Your tasks:
A: Rewrite the passage on sorting strings from "Sorting strings¶" to "all things digital.", substituting "symbols" for every "characters".
B: Resume the tutorial on encoding information after its last sentence.

* Begin Selected passage *

Chapter 3: Encoding Information¶
“Hello world” program in Brainfuck
TL;DR: There is no such thing as pure information. Information is encoded and needs to be decoded and manipulated before use.
Manipulating Information¶
Let’s go back to Paul Otlet and his index cards for a minute. For me, one of the key takeaways of this story is the simple fact that information never just is. Even when we think we are merely making it accessable through catalogs or search engines, information is, as the postmodern philosopher Jacques Derrida would say, always already manipulated.
So we could say that at the heart of information retrieval is manipulating information, i.e. selecting, grouping, filtering, ordering, sorting, ranking. In fact, select
, group
, filter
, order
, sort
and rank
are the most important keywords in the world’s most used database query language, SQL, which we will talk about later.
In programming terms, this manipulation often boils down to basic string operations, like filtering strings on the presence of substrings, grouping or sorting them. And while manipulating strings might seem easy, things can get complicated really easily.
Sorting strings¶
Let’s look at the example of sorting strings. Suppose our task is presenting an alphabetized list of contact persons.
Of course, in Python you can just do this:
contacts = ["Doe, John", "Poppins, Mary", "Doe, Jane"]
sorted_contacts = sorted(contacts)
print(sorted_contacts)
['Doe, Jane', 'Doe, John', 'Poppins, Mary']
But suppose you are dealing with a programming language where there is no built-in sorting method. (And believe me, there are!) How would you go about sorting a list of strings?
The key to this problem is that in computing there really is no such thing as characters. All characters are represented by some numerical value and various sorting algorithms use these values to implement string sorting.
This takes us to the issue of encoding, which is at the heart of all things digital.
Encoding¶
Encoding is not an easy concept to wrap your head around. When I first started out programming, I took me quite some time to really grasp it (and when I finally did, I wrote a blog post Text versus bytes about it). So let’s see if we can come to understand it.
Ones and zeros¶
A computer is an electronic device, which really only “understands” on and off. Think of how the light goes on and off when you flip the switch. In a way, a computer is basically a giant collection of light switches.
This is why a computer’s processor can only operate on 0
and 1
, or bits, which can be combined to represent binary numbers, e.g. 100 = 4
. It is these binary numbers that the processor uses as both data and instructions (a.k.a. “machine code”).
It makes sense to group bits into units; otherwise, we would just end up with one long string of ones and zeros and no way to chop it up into meaningful parts. A group of eight binary digits is called a byte, but historically the size of the byte is not strictly defined. In general, though, modern computer architectures work with an 8-bit byte.
Bytes¶
This binary nature of computers means that on a fundamental level all data is just a collection of bytes. Take files, for instance. In essence, there’s no difference between a text file, an image or an executable. So it’s actually a bit (pun not intended) confusing when people talk about the “binary” files, i.e. not human-readable, as opposed to human-readable “text”.
Let’s look at an example myfile
:
$ xxd -b myfile
00000000: 01101000 01100101 01101100 01101100 01101111 00100000
00000006: 01110111 01101111 01110010 01101100 01100100 00001010
The instruction xxd -b
asks for a binary “dump” of myfile
.

* End Selected passage *
* Begin Given information *

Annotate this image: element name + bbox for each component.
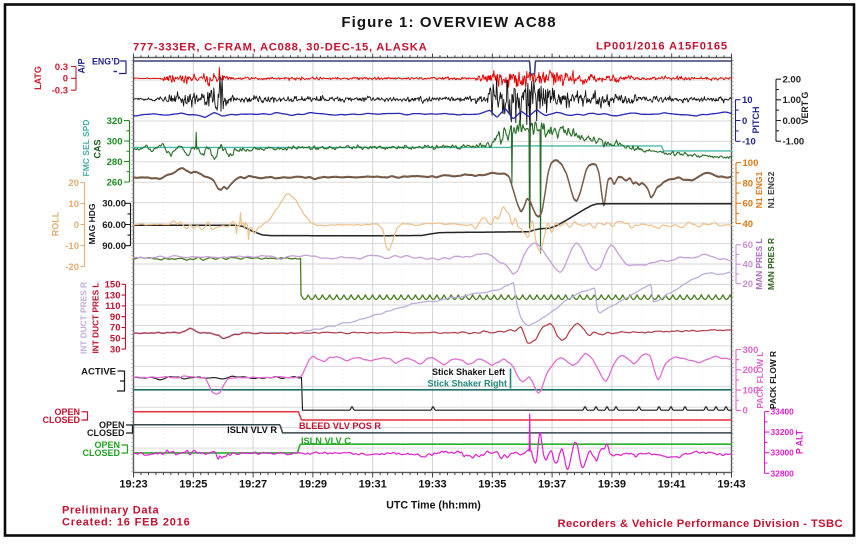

* End Given information *

Final results:
A:
Sorting strings¶
Let’s look at the example of sorting strings. Suppose our task is presenting an alphabetized list of contact persons.
Of course, in Python you can just do this:
contacts = ["Doe, John", "Poppins, Mary", "Doe, Jane"]
sorted_contacts = sorted(contacts)
print(sorted_contacts)
['Doe, Jane', 'Doe, John', 'Poppins, Mary']
But suppose you are dealing with a programming language where there is no built-in sorting method. (And believe me, there are!) How would you go about sorting a list of strings?
The key to this problem is that in computing there really is no such thing as symbols. All symbols are represented by some numerical value and various sorting algorithms use these values to implement string sorting.
This takes us to the issue of encoding, which is at the heart of all things digital.

B:
We see that it contains 12 eight-bit bytes. Because the binary representation is difficult on the eyes, bytes are often displayed as hexadecimal numbers:
$ xxd -g 1 myfile
00000000: 68 65 6c 6c 6f 20 77 6f 72 6c 64 0a
Or (less often) as decimal numbers:
$ od -t d1 myfile
0000000 104 101 108 108 111 32 119 111 114 108 100 10
In decimals, 8-bit bytes go up to 256, which makes sense as 2⁸ = 256, i.e. eight positions can hold either zero or one, which equals 256 combinations.
But how do we know what these bytes represent?
Character encoding¶
In order to interpret bytes in an meaningful way, for instance to display them as text or as an image, we need to give the computer additional information. This is done in several ways, one of which is predetermining the file structure with identifiable sequences of bytes.
Another is specifying an encoding, which you can think of as a lookup table connecting meaning to its corresponding digital representation. When it comes to text, we call this “character encoding”. Turning characters into code is referred to as “encoding”, interpreting code as characters is “decoding”.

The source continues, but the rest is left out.